Start of INPUT FOR THIS TASK

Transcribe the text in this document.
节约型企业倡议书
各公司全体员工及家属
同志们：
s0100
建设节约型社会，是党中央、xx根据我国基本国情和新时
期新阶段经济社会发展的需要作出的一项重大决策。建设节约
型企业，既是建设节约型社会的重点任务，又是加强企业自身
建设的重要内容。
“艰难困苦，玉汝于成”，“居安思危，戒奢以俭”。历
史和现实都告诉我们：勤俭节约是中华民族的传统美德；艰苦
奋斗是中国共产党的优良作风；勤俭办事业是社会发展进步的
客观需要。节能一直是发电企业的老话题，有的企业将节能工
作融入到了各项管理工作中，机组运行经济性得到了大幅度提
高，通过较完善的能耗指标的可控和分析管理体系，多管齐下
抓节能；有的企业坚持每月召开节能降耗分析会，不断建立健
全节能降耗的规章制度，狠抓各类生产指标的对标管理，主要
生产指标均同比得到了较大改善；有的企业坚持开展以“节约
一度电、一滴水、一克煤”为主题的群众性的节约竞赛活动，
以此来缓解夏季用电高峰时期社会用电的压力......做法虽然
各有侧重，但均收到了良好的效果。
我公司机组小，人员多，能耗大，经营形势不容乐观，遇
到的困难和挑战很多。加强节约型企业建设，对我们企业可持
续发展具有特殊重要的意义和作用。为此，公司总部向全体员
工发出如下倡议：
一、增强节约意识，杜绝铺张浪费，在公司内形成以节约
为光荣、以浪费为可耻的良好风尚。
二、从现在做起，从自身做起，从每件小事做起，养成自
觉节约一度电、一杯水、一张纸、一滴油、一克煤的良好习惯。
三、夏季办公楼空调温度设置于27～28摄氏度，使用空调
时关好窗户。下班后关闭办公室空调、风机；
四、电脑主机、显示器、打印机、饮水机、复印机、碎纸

End of INPUT FOR THIS TASK

DESCRIPTION OF THE TASK: Quote the whole listing above, leaving nothing out.

ANSWER TO THIS PROBLEM:
Transcribe the text in this document.
节约型企业倡议书
各公司全体员工及家属
同志们：
s0100
建设节约型社会，是党中央、xx根据我国基本国情和新时
期新阶段经济社会发展的需要作出的一项重大决策。建设节约
型企业，既是建设节约型社会的重点任务，又是加强企业自身
建设的重要内容。
“艰难困苦，玉汝于成”，“居安思危，戒奢以俭”。历
史和现实都告诉我们：勤俭节约是中华民族的传统美德；艰苦
奋斗是中国共产党的优良作风；勤俭办事业是社会发展进步的
客观需要。节能一直是发电企业的老话题，有的企业将节能工
作融入到了各项管理工作中，机组运行经济性得到了大幅度提
高，通过较完善的能耗指标的可控和分析管理体系，多管齐下
抓节能；有的企业坚持每月召开节能降耗分析会，不断建立健
全节能降耗的规章制度，狠抓各类生产指标的对标管理，主要
生产指标均同比得到了较大改善；有的企业坚持开展以“节约
一度电、一滴水、一克煤”为主题的群众性的节约竞赛活动，
以此来缓解夏季用电高峰时期社会用电的压力......做法虽然
各有侧重，但均收到了良好的效果。
我公司机组小，人员多，能耗大，经营形势不容乐观，遇
到的困难和挑战很多。加强节约型企业建设，对我们企业可持
续发展具有特殊重要的意义和作用。为此，公司总部向全体员
工发出如下倡议：
一、增强节约意识，杜绝铺张浪费，在公司内形成以节约
为光荣、以浪费为可耻的良好风尚。
二、从现在做起，从自身做起，从每件小事做起，养成自
觉节约一度电、一杯水、一张纸、一滴油、一克煤的良好习惯。
三、夏季办公楼空调温度设置于27～28摄氏度，使用空调
时关好窗户。下班后关闭办公室空调、风机；
四、电脑主机、显示器、打印机、饮水机、复印机、碎纸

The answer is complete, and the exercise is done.